- Exercise description
Search the material for the word "anthropology" and report each line where it turns up.

[Extracted records]
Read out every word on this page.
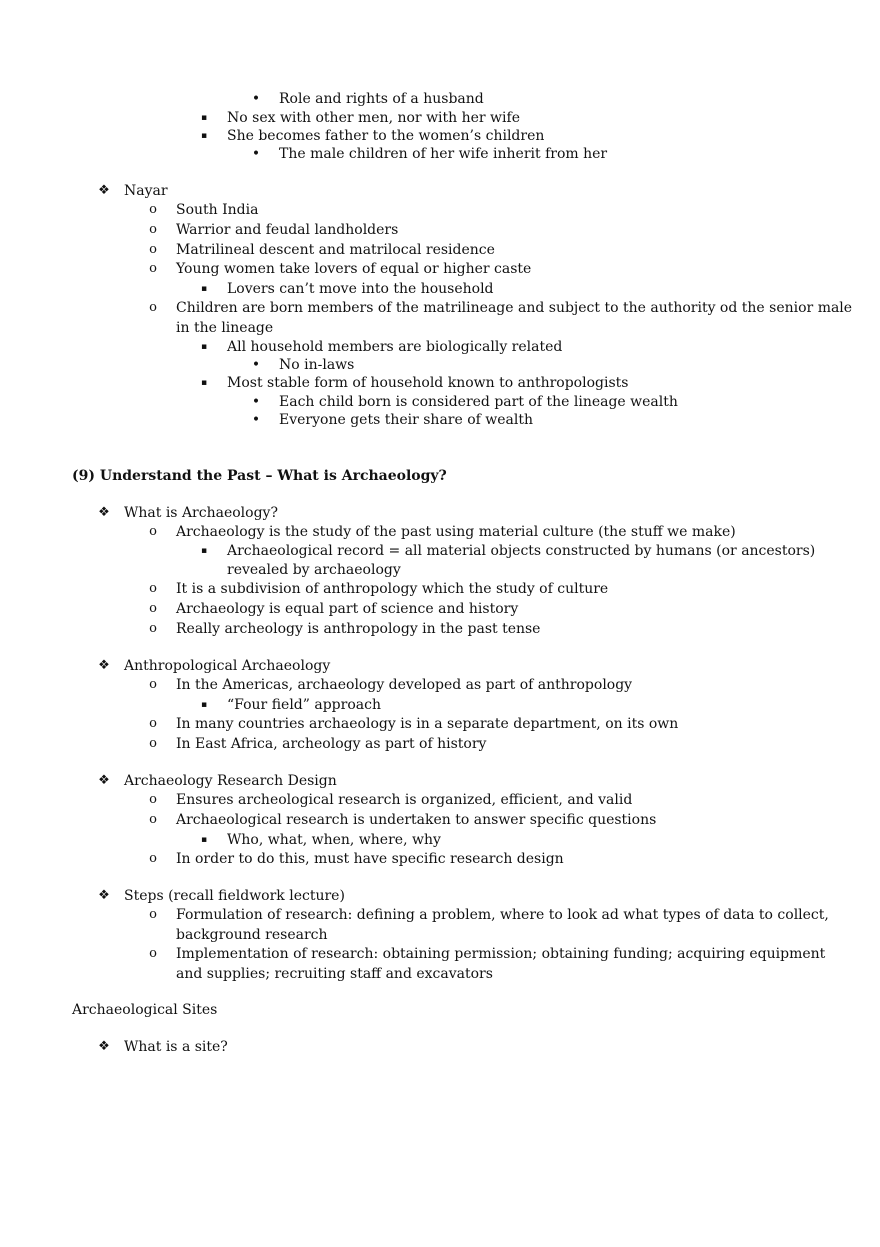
• Role and rights of a husband
▪ No sex with other men, nor with her wife
▪ She becomes father to the women’s children
• The male children of her wife inherit from her
❖ Nayar
o South India
o Warrior and feudal landholders
o Matrilineal descent and matrilocal residence
o Young women take lovers of equal or higher caste
▪ Lovers can’t move into the household
o Children are born members of the matrilineage and subject to the authority od the senior male
in the lineage
▪ All household members are biologically related
• No in-laws
▪ Most stable form of household known to anthropologists
• Each child born is considered part of the lineage wealth
• Everyone gets their share of wealth
(9) Understand the Past – What is Archaeology?
❖ What is Archaeology?
o Archaeology is the study of the past using material culture (the stuff we make)
▪ Archaeological record = all material objects constructed by humans (or ancestors)
revealed by archaeology
o It is a subdivision of anthropology which the study of culture
o Archaeology is equal part of science and history
o Really archeology is anthropology in the past tense
❖ Anthropological Archaeology
o In the Americas, archaeology developed as part of anthropology
▪ “Four field” approach
o In many countries archaeology is in a separate department, on its own
o In East Africa, archeology as part of history
❖ Archaeology Research Design
o Ensures archeological research is organized, efficient, and valid
o Archaeological research is undertaken to answer specific questions
▪ Who, what, when, where, why
o In order to do this, must have specific research design
❖ Steps (recall fieldwork lecture)
o Formulation of research: defining a problem, where to look ad what types of data to collect,
background research
o Implementation of research: obtaining permission; obtaining funding; acquiring equipment
and supplies; recruiting staff and excavators
Archaeological Sites
❖ What is a site?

- Correct output
o It is a subdivision of anthropology which the study of culture
o Really archeology is anthropology in the past tense
o In the Americas, archaeology developed as part of anthropology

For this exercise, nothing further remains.